Objective
Repeat each line of the material below exactly as it appears, minus any pictures.

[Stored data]
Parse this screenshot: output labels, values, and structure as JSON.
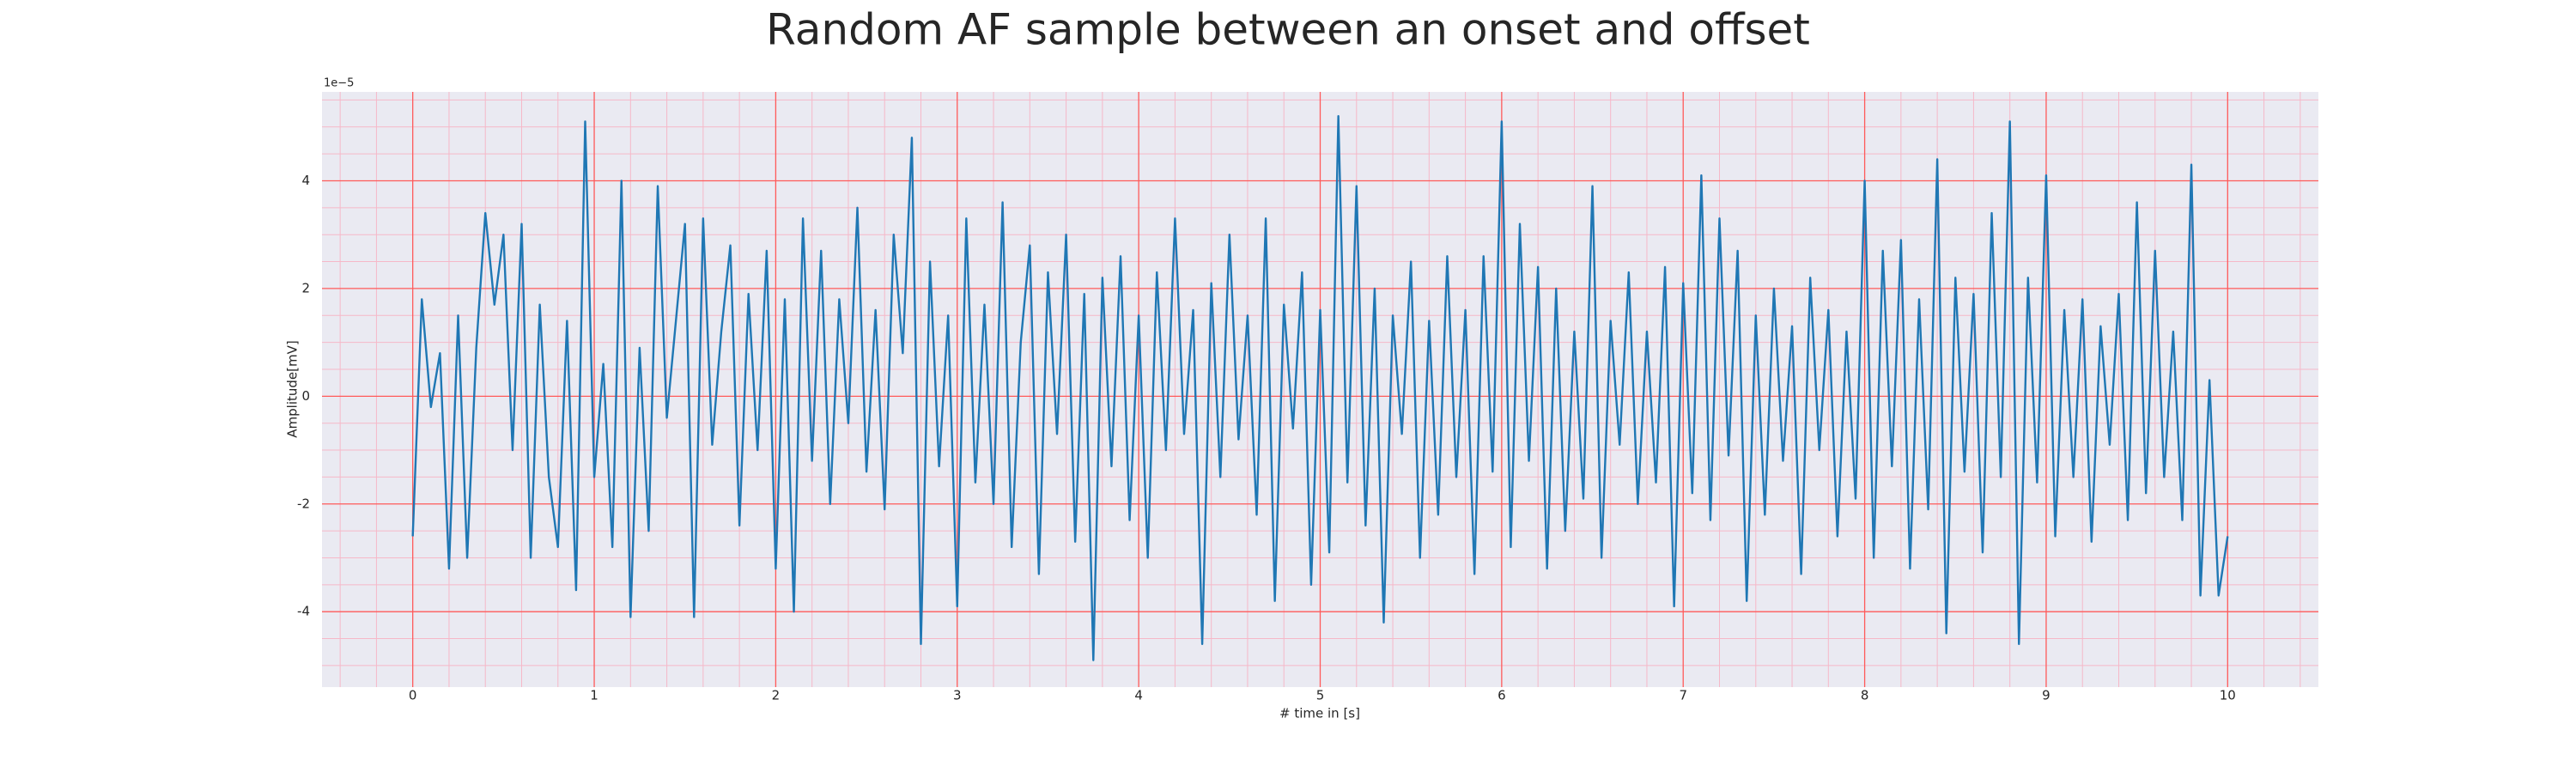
{
  "chart_data": {
    "type": "line",
    "title": "Random AF sample between an onset and offset",
    "xlabel": "# time in [s]",
    "ylabel": "Amplitude[mV]",
    "y_offset_label": "1e−5",
    "xlim": [
      -0.5,
      10.5
    ],
    "ylim": [
      -5.4,
      5.65
    ],
    "xticks": [
      0,
      1,
      2,
      3,
      4,
      5,
      6,
      7,
      8,
      9,
      10
    ],
    "yticks": [
      -4,
      -2,
      0,
      2,
      4
    ],
    "grid": true,
    "minor_grid": true,
    "grid_color": "#ff5a5a",
    "minor_grid_color": "#f6b8c8",
    "background": "#eaeaf2",
    "x": [
      0,
      0.05,
      0.1,
      0.15,
      0.2,
      0.25,
      0.3,
      0.35,
      0.4,
      0.45,
      0.5,
      0.55,
      0.6,
      0.65,
      0.7,
      0.75,
      0.8,
      0.85,
      0.9,
      0.95,
      1,
      1.05,
      1.1,
      1.15,
      1.2,
      1.25,
      1.3,
      1.35,
      1.4,
      1.45,
      1.5,
      1.55,
      1.6,
      1.65,
      1.7,
      1.75,
      1.8,
      1.85,
      1.9,
      1.95,
      2,
      2.05,
      2.1,
      2.15,
      2.2,
      2.25,
      2.3,
      2.35,
      2.4,
      2.45,
      2.5,
      2.55,
      2.6,
      2.65,
      2.7,
      2.75,
      2.8,
      2.85,
      2.9,
      2.95,
      3,
      3.05,
      3.1,
      3.15,
      3.2,
      3.25,
      3.3,
      3.35,
      3.4,
      3.45,
      3.5,
      3.55,
      3.6,
      3.65,
      3.7,
      3.75,
      3.8,
      3.85,
      3.9,
      3.95,
      4,
      4.05,
      4.1,
      4.15,
      4.2,
      4.25,
      4.3,
      4.35,
      4.4,
      4.45,
      4.5,
      4.55,
      4.6,
      4.65,
      4.7,
      4.75,
      4.8,
      4.85,
      4.9,
      4.95,
      5,
      5.05,
      5.1,
      5.15,
      5.2,
      5.25,
      5.3,
      5.35,
      5.4,
      5.45,
      5.5,
      5.55,
      5.6,
      5.65,
      5.7,
      5.75,
      5.8,
      5.85,
      5.9,
      5.95,
      6,
      6.05,
      6.1,
      6.15,
      6.2,
      6.25,
      6.3,
      6.35,
      6.4,
      6.45,
      6.5,
      6.55,
      6.6,
      6.65,
      6.7,
      6.75,
      6.8,
      6.85,
      6.9,
      6.95,
      7,
      7.05,
      7.1,
      7.15,
      7.2,
      7.25,
      7.3,
      7.35,
      7.4,
      7.45,
      7.5,
      7.55,
      7.6,
      7.65,
      7.7,
      7.75,
      7.8,
      7.85,
      7.9,
      7.95,
      8,
      8.05,
      8.1,
      8.15,
      8.2,
      8.25,
      8.3,
      8.35,
      8.4,
      8.45,
      8.5,
      8.55,
      8.6,
      8.65,
      8.7,
      8.75,
      8.8,
      8.85,
      8.9,
      8.95,
      9,
      9.05,
      9.1,
      9.15,
      9.2,
      9.25,
      9.3,
      9.35,
      9.4,
      9.45,
      9.5,
      9.55,
      9.6,
      9.65,
      9.7,
      9.75,
      9.8,
      9.85,
      9.9,
      9.95,
      10
    ],
    "series": [
      {
        "color": "#1f77b4",
        "values": [
          -2.6,
          1.8,
          -0.2,
          0.8,
          -3.2,
          1.5,
          -3.0,
          0.9,
          3.4,
          1.7,
          3.0,
          -1.0,
          3.2,
          -3.0,
          1.7,
          -1.5,
          -2.8,
          1.4,
          -3.6,
          5.1,
          -1.5,
          0.6,
          -2.8,
          4.0,
          -4.1,
          0.9,
          -2.5,
          3.9,
          -0.4,
          1.4,
          3.2,
          -4.1,
          3.3,
          -0.9,
          1.2,
          2.8,
          -2.4,
          1.9,
          -1.0,
          2.7,
          -3.2,
          1.8,
          -4.0,
          3.3,
          -1.2,
          2.7,
          -2.0,
          1.8,
          -0.5,
          3.5,
          -1.4,
          1.6,
          -2.1,
          3.0,
          0.8,
          4.8,
          -4.6,
          2.5,
          -1.3,
          1.5,
          -3.9,
          3.3,
          -1.6,
          1.7,
          -2.0,
          3.6,
          -2.8,
          1.0,
          2.8,
          -3.3,
          2.3,
          -0.7,
          3.0,
          -2.7,
          1.9,
          -4.9,
          2.2,
          -1.3,
          2.6,
          -2.3,
          1.5,
          -3.0,
          2.3,
          -1.0,
          3.3,
          -0.7,
          1.6,
          -4.6,
          2.1,
          -1.5,
          3.0,
          -0.8,
          1.5,
          -2.2,
          3.3,
          -3.8,
          1.7,
          -0.6,
          2.3,
          -3.5,
          1.6,
          -2.9,
          5.2,
          -1.6,
          3.9,
          -2.4,
          2.0,
          -4.2,
          1.5,
          -0.7,
          2.5,
          -3.0,
          1.4,
          -2.2,
          2.6,
          -1.5,
          1.6,
          -3.3,
          2.6,
          -1.4,
          5.1,
          -2.8,
          3.2,
          -1.2,
          2.4,
          -3.2,
          2.0,
          -2.5,
          1.2,
          -1.9,
          3.9,
          -3.0,
          1.4,
          -0.9,
          2.3,
          -2.0,
          1.2,
          -1.6,
          2.4,
          -3.9,
          2.1,
          -1.8,
          4.1,
          -2.3,
          3.3,
          -1.1,
          2.7,
          -3.8,
          1.5,
          -2.2,
          2.0,
          -1.2,
          1.3,
          -3.3,
          2.2,
          -1.0,
          1.6,
          -2.6,
          1.2,
          -1.9,
          4.0,
          -3.0,
          2.7,
          -1.3,
          2.9,
          -3.2,
          1.8,
          -2.1,
          4.4,
          -4.4,
          2.2,
          -1.4,
          1.9,
          -2.9,
          3.4,
          -1.5,
          5.1,
          -4.6,
          2.2,
          -1.6,
          4.1,
          -2.6,
          1.6,
          -1.5,
          1.8,
          -2.7,
          1.3,
          -0.9,
          1.9,
          -2.3,
          3.6,
          -1.8,
          2.7,
          -1.5,
          1.2,
          -2.3,
          4.3,
          -3.7,
          0.3,
          -3.7,
          -2.6
        ]
      }
    ]
  }
}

Task solution
Parse this screenshot: output labels, values, and structure as JSON.
{
  "chart_data": {
    "type": "line",
    "title": "Random AF sample between an onset and offset",
    "xlabel": "# time in [s]",
    "ylabel": "Amplitude[mV]",
    "y_offset_label": "1e−5",
    "xlim": [
      -0.5,
      10.5
    ],
    "ylim": [
      -5.4,
      5.65
    ],
    "xticks": [
      0,
      1,
      2,
      3,
      4,
      5,
      6,
      7,
      8,
      9,
      10
    ],
    "yticks": [
      -4,
      -2,
      0,
      2,
      4
    ],
    "grid": true,
    "minor_grid": true,
    "grid_color": "#ff5a5a",
    "minor_grid_color": "#f6b8c8",
    "background": "#eaeaf2",
    "x": [
      0,
      0.05,
      0.1,
      0.15,
      0.2,
      0.25,
      0.3,
      0.35,
      0.4,
      0.45,
      0.5,
      0.55,
      0.6,
      0.65,
      0.7,
      0.75,
      0.8,
      0.85,
      0.9,
      0.95,
      1,
      1.05,
      1.1,
      1.15,
      1.2,
      1.25,
      1.3,
      1.35,
      1.4,
      1.45,
      1.5,
      1.55,
      1.6,
      1.65,
      1.7,
      1.75,
      1.8,
      1.85,
      1.9,
      1.95,
      2,
      2.05,
      2.1,
      2.15,
      2.2,
      2.25,
      2.3,
      2.35,
      2.4,
      2.45,
      2.5,
      2.55,
      2.6,
      2.65,
      2.7,
      2.75,
      2.8,
      2.85,
      2.9,
      2.95,
      3,
      3.05,
      3.1,
      3.15,
      3.2,
      3.25,
      3.3,
      3.35,
      3.4,
      3.45,
      3.5,
      3.55,
      3.6,
      3.65,
      3.7,
      3.75,
      3.8,
      3.85,
      3.9,
      3.95,
      4,
      4.05,
      4.1,
      4.15,
      4.2,
      4.25,
      4.3,
      4.35,
      4.4,
      4.45,
      4.5,
      4.55,
      4.6,
      4.65,
      4.7,
      4.75,
      4.8,
      4.85,
      4.9,
      4.95,
      5,
      5.05,
      5.1,
      5.15,
      5.2,
      5.25,
      5.3,
      5.35,
      5.4,
      5.45,
      5.5,
      5.55,
      5.6,
      5.65,
      5.7,
      5.75,
      5.8,
      5.85,
      5.9,
      5.95,
      6,
      6.05,
      6.1,
      6.15,
      6.2,
      6.25,
      6.3,
      6.35,
      6.4,
      6.45,
      6.5,
      6.55,
      6.6,
      6.65,
      6.7,
      6.75,
      6.8,
      6.85,
      6.9,
      6.95,
      7,
      7.05,
      7.1,
      7.15,
      7.2,
      7.25,
      7.3,
      7.35,
      7.4,
      7.45,
      7.5,
      7.55,
      7.6,
      7.65,
      7.7,
      7.75,
      7.8,
      7.85,
      7.9,
      7.95,
      8,
      8.05,
      8.1,
      8.15,
      8.2,
      8.25,
      8.3,
      8.35,
      8.4,
      8.45,
      8.5,
      8.55,
      8.6,
      8.65,
      8.7,
      8.75,
      8.8,
      8.85,
      8.9,
      8.95,
      9,
      9.05,
      9.1,
      9.15,
      9.2,
      9.25,
      9.3,
      9.35,
      9.4,
      9.45,
      9.5,
      9.55,
      9.6,
      9.65,
      9.7,
      9.75,
      9.8,
      9.85,
      9.9,
      9.95,
      10
    ],
    "series": [
      {
        "color": "#1f77b4",
        "values": [
          -2.6,
          1.8,
          -0.2,
          0.8,
          -3.2,
          1.5,
          -3.0,
          0.9,
          3.4,
          1.7,
          3.0,
          -1.0,
          3.2,
          -3.0,
          1.7,
          -1.5,
          -2.8,
          1.4,
          -3.6,
          5.1,
          -1.5,
          0.6,
          -2.8,
          4.0,
          -4.1,
          0.9,
          -2.5,
          3.9,
          -0.4,
          1.4,
          3.2,
          -4.1,
          3.3,
          -0.9,
          1.2,
          2.8,
          -2.4,
          1.9,
          -1.0,
          2.7,
          -3.2,
          1.8,
          -4.0,
          3.3,
          -1.2,
          2.7,
          -2.0,
          1.8,
          -0.5,
          3.5,
          -1.4,
          1.6,
          -2.1,
          3.0,
          0.8,
          4.8,
          -4.6,
          2.5,
          -1.3,
          1.5,
          -3.9,
          3.3,
          -1.6,
          1.7,
          -2.0,
          3.6,
          -2.8,
          1.0,
          2.8,
          -3.3,
          2.3,
          -0.7,
          3.0,
          -2.7,
          1.9,
          -4.9,
          2.2,
          -1.3,
          2.6,
          -2.3,
          1.5,
          -3.0,
          2.3,
          -1.0,
          3.3,
          -0.7,
          1.6,
          -4.6,
          2.1,
          -1.5,
          3.0,
          -0.8,
          1.5,
          -2.2,
          3.3,
          -3.8,
          1.7,
          -0.6,
          2.3,
          -3.5,
          1.6,
          -2.9,
          5.2,
          -1.6,
          3.9,
          -2.4,
          2.0,
          -4.2,
          1.5,
          -0.7,
          2.5,
          -3.0,
          1.4,
          -2.2,
          2.6,
          -1.5,
          1.6,
          -3.3,
          2.6,
          -1.4,
          5.1,
          -2.8,
          3.2,
          -1.2,
          2.4,
          -3.2,
          2.0,
          -2.5,
          1.2,
          -1.9,
          3.9,
          -3.0,
          1.4,
          -0.9,
          2.3,
          -2.0,
          1.2,
          -1.6,
          2.4,
          -3.9,
          2.1,
          -1.8,
          4.1,
          -2.3,
          3.3,
          -1.1,
          2.7,
          -3.8,
          1.5,
          -2.2,
          2.0,
          -1.2,
          1.3,
          -3.3,
          2.2,
          -1.0,
          1.6,
          -2.6,
          1.2,
          -1.9,
          4.0,
          -3.0,
          2.7,
          -1.3,
          2.9,
          -3.2,
          1.8,
          -2.1,
          4.4,
          -4.4,
          2.2,
          -1.4,
          1.9,
          -2.9,
          3.4,
          -1.5,
          5.1,
          -4.6,
          2.2,
          -1.6,
          4.1,
          -2.6,
          1.6,
          -1.5,
          1.8,
          -2.7,
          1.3,
          -0.9,
          1.9,
          -2.3,
          3.6,
          -1.8,
          2.7,
          -1.5,
          1.2,
          -2.3,
          4.3,
          -3.7,
          0.3,
          -3.7,
          -2.6
        ]
      }
    ]
  }
}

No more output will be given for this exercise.